- Excerpts from a figure dataset:
==*==

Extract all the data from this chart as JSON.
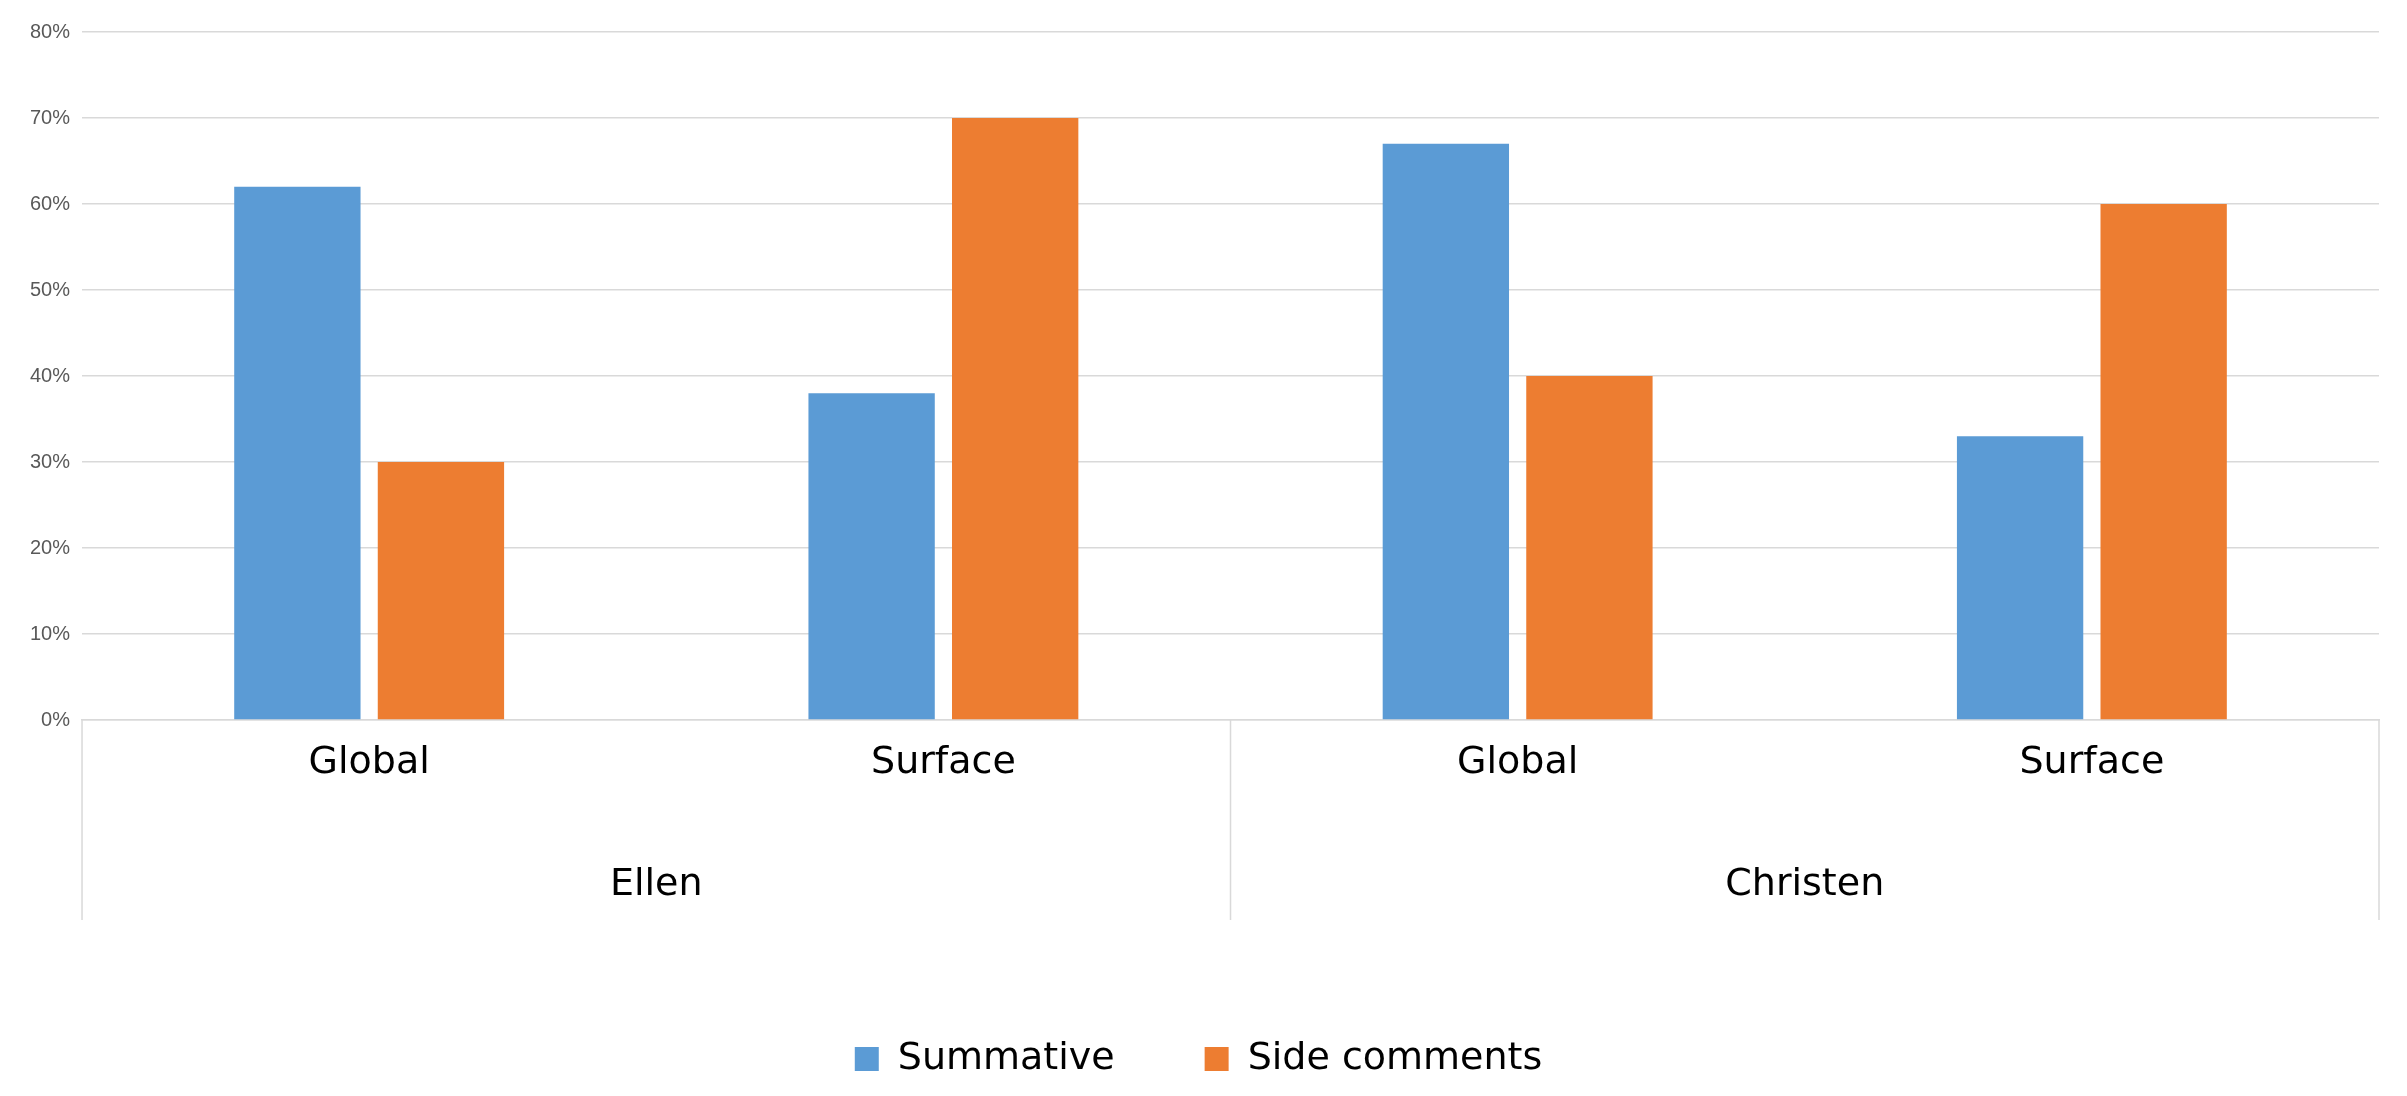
{
  "chart_data": {
    "type": "bar",
    "categories": [
      "Global",
      "Surface",
      "Global",
      "Surface"
    ],
    "series": [
      {
        "name": "Summative",
        "color": "#5b9bd5",
        "values": [
          62,
          38,
          67,
          33
        ]
      },
      {
        "name": "Side comments",
        "color": "#ed7d31",
        "values": [
          30,
          70,
          40,
          60
        ]
      }
    ],
    "ylim": [
      0,
      80
    ],
    "yticks": [
      {
        "value": 0,
        "label": "0%"
      },
      {
        "value": 10,
        "label": "10%"
      },
      {
        "value": 20,
        "label": "20%"
      },
      {
        "value": 30,
        "label": "30%"
      },
      {
        "value": 40,
        "label": "40%"
      },
      {
        "value": 50,
        "label": "50%"
      },
      {
        "value": 60,
        "label": "60%"
      },
      {
        "value": 70,
        "label": "70%"
      },
      {
        "value": 80,
        "label": "80%"
      }
    ],
    "annotations": [
      "Ellen",
      "Christen"
    ],
    "grid": "y",
    "legend": "bottom"
  }
}
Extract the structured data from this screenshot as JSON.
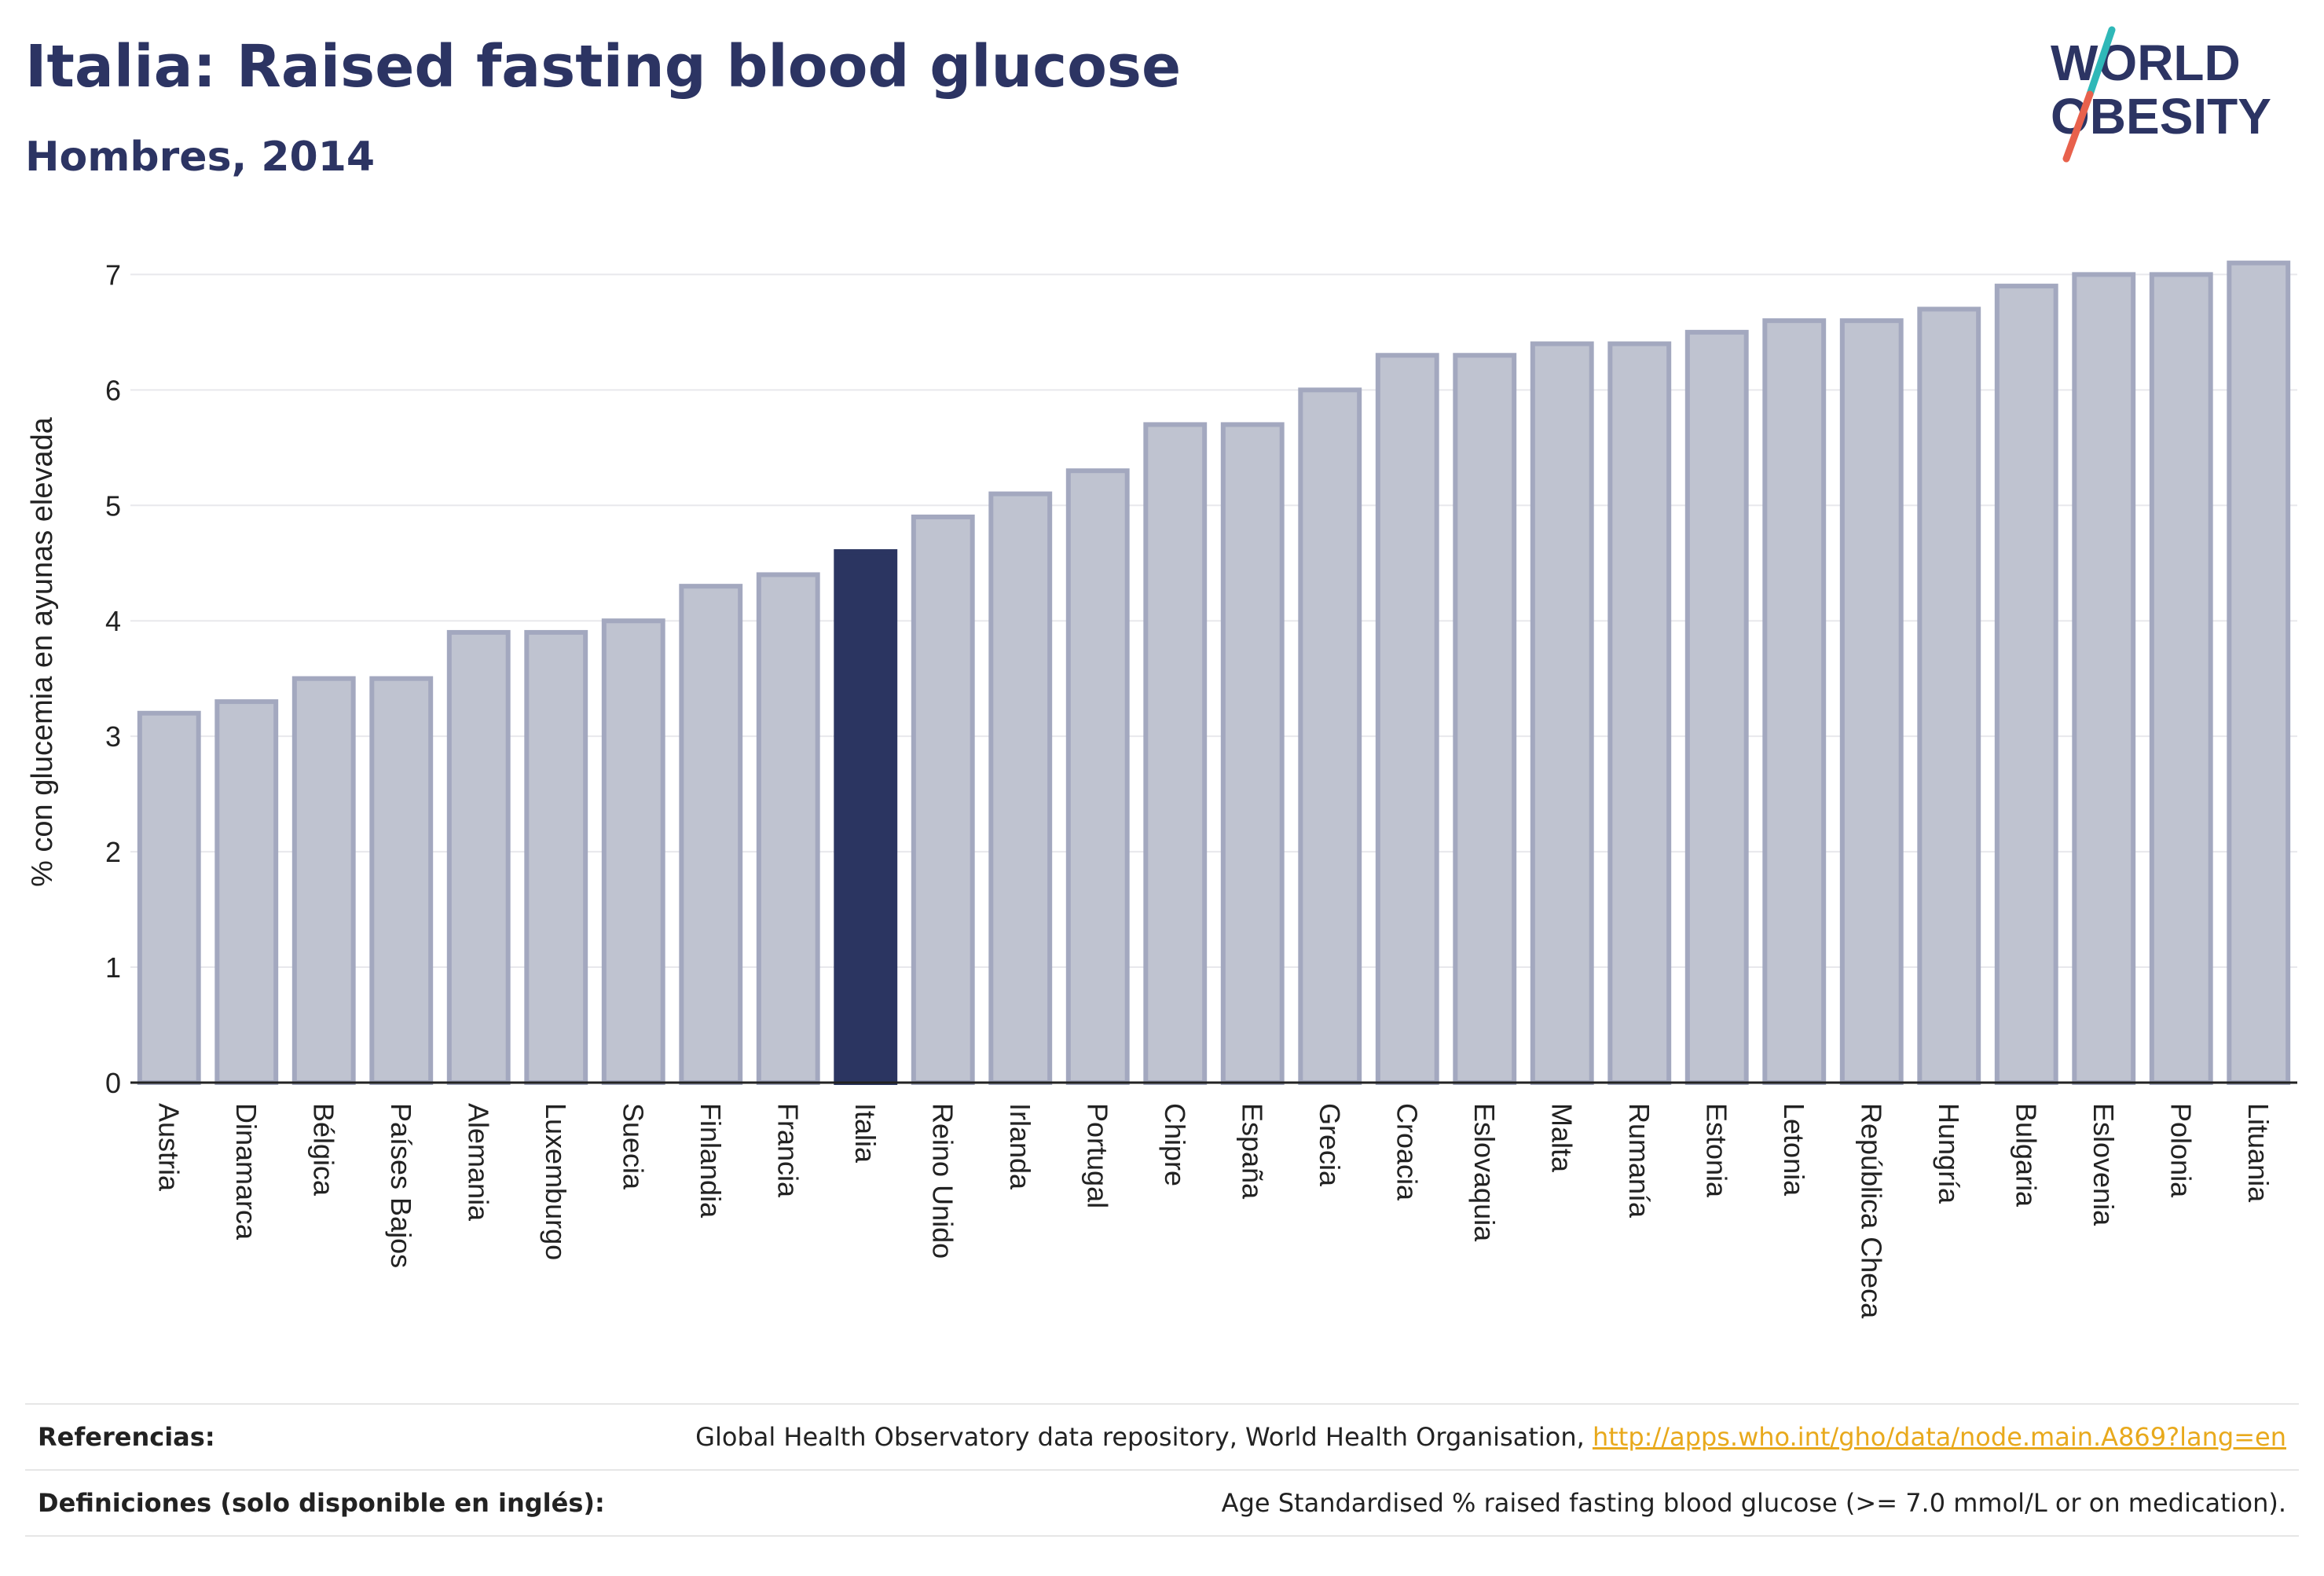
{
  "header": {
    "title": "Italia: Raised fasting blood glucose",
    "subtitle": "Hombres, 2014"
  },
  "logo": {
    "line1": "WORLD",
    "line2": "OBESITY"
  },
  "colors": {
    "title": "#2c3463",
    "bar_default": "#bfc3d0",
    "bar_default_stroke": "#a3a8bf",
    "bar_highlight": "#2b3561",
    "axis": "#222222",
    "grid": "#e8e8ec",
    "logo_slash_teal": "#2fb8b8",
    "logo_slash_red": "#e8614c",
    "link": "#e8a91c"
  },
  "chart_data": {
    "type": "bar",
    "title": "",
    "xlabel": "",
    "ylabel": "% con glucemia en ayunas elevada",
    "ylim": [
      0,
      7.2
    ],
    "yticks": [
      0,
      1,
      2,
      3,
      4,
      5,
      6,
      7
    ],
    "grid": true,
    "highlight": "Italia",
    "categories": [
      "Austria",
      "Dinamarca",
      "Bélgica",
      "Países Bajos",
      "Alemania",
      "Luxemburgo",
      "Suecia",
      "Finlandia",
      "Francia",
      "Italia",
      "Reino Unido",
      "Irlanda",
      "Portugal",
      "Chipre",
      "España",
      "Grecia",
      "Croacia",
      "Eslovaquia",
      "Malta",
      "Rumanía",
      "Estonia",
      "Letonia",
      "República Checa",
      "Hungría",
      "Bulgaria",
      "Eslovenia",
      "Polonia",
      "Lituania"
    ],
    "values": [
      3.2,
      3.3,
      3.5,
      3.5,
      3.9,
      3.9,
      4.0,
      4.3,
      4.4,
      4.6,
      4.9,
      5.1,
      5.3,
      5.7,
      5.7,
      6.0,
      6.3,
      6.3,
      6.4,
      6.4,
      6.5,
      6.6,
      6.6,
      6.7,
      6.9,
      7.0,
      7.0,
      7.1
    ]
  },
  "footer": {
    "references_label": "Referencias:",
    "references_text": "Global Health Observatory data repository, World Health Organisation, ",
    "references_link": "http://apps.who.int/gho/data/node.main.A869?lang=en",
    "definitions_label": "Definiciones (solo disponible en inglés):",
    "definitions_text": "Age Standardised % raised fasting blood glucose (>= 7.0 mmol/L or on medication)."
  }
}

==*==

- Job:
Retype the data above exactly; pictures are not part of the copy.

- Exercise response:
Extract all the data from this chart as JSON.
{
  "chart_data": {
    "type": "bar",
    "categories": [
      "Global",
      "Surface",
      "Global",
      "Surface"
    ],
    "series": [
      {
        "name": "Summative",
        "color": "#5b9bd5",
        "values": [
          62,
          38,
          67,
          33
        ]
      },
      {
        "name": "Side comments",
        "color": "#ed7d31",
        "values": [
          30,
          70,
          40,
          60
        ]
      }
    ],
    "ylim": [
      0,
      80
    ],
    "yticks": [
      {
        "value": 0,
        "label": "0%"
      },
      {
        "value": 10,
        "label": "10%"
      },
      {
        "value": 20,
        "label": "20%"
      },
      {
        "value": 30,
        "label": "30%"
      },
      {
        "value": 40,
        "label": "40%"
      },
      {
        "value": 50,
        "label": "50%"
      },
      {
        "value": 60,
        "label": "60%"
      },
      {
        "value": 70,
        "label": "70%"
      },
      {
        "value": 80,
        "label": "80%"
      }
    ],
    "annotations": [
      "Ellen",
      "Christen"
    ],
    "grid": "y",
    "legend": "bottom"
  }
}
Extract the structured data from this screenshot as JSON.
{
  "header": {
    "title": "Italia: Raised fasting blood glucose",
    "subtitle": "Hombres, 2014"
  },
  "logo": {
    "line1": "WORLD",
    "line2": "OBESITY"
  },
  "colors": {
    "title": "#2c3463",
    "bar_default": "#bfc3d0",
    "bar_default_stroke": "#a3a8bf",
    "bar_highlight": "#2b3561",
    "axis": "#222222",
    "grid": "#e8e8ec",
    "logo_slash_teal": "#2fb8b8",
    "logo_slash_red": "#e8614c",
    "link": "#e8a91c"
  },
  "chart_data": {
    "type": "bar",
    "title": "",
    "xlabel": "",
    "ylabel": "% con glucemia en ayunas elevada",
    "ylim": [
      0,
      7.2
    ],
    "yticks": [
      0,
      1,
      2,
      3,
      4,
      5,
      6,
      7
    ],
    "grid": true,
    "highlight": "Italia",
    "categories": [
      "Austria",
      "Dinamarca",
      "Bélgica",
      "Países Bajos",
      "Alemania",
      "Luxemburgo",
      "Suecia",
      "Finlandia",
      "Francia",
      "Italia",
      "Reino Unido",
      "Irlanda",
      "Portugal",
      "Chipre",
      "España",
      "Grecia",
      "Croacia",
      "Eslovaquia",
      "Malta",
      "Rumanía",
      "Estonia",
      "Letonia",
      "República Checa",
      "Hungría",
      "Bulgaria",
      "Eslovenia",
      "Polonia",
      "Lituania"
    ],
    "values": [
      3.2,
      3.3,
      3.5,
      3.5,
      3.9,
      3.9,
      4.0,
      4.3,
      4.4,
      4.6,
      4.9,
      5.1,
      5.3,
      5.7,
      5.7,
      6.0,
      6.3,
      6.3,
      6.4,
      6.4,
      6.5,
      6.6,
      6.6,
      6.7,
      6.9,
      7.0,
      7.0,
      7.1
    ]
  },
  "footer": {
    "references_label": "Referencias:",
    "references_text": "Global Health Observatory data repository, World Health Organisation, ",
    "references_link": "http://apps.who.int/gho/data/node.main.A869?lang=en",
    "definitions_label": "Definiciones (solo disponible en inglés):",
    "definitions_text": "Age Standardised % raised fasting blood glucose (>= 7.0 mmol/L or on medication)."
  }
}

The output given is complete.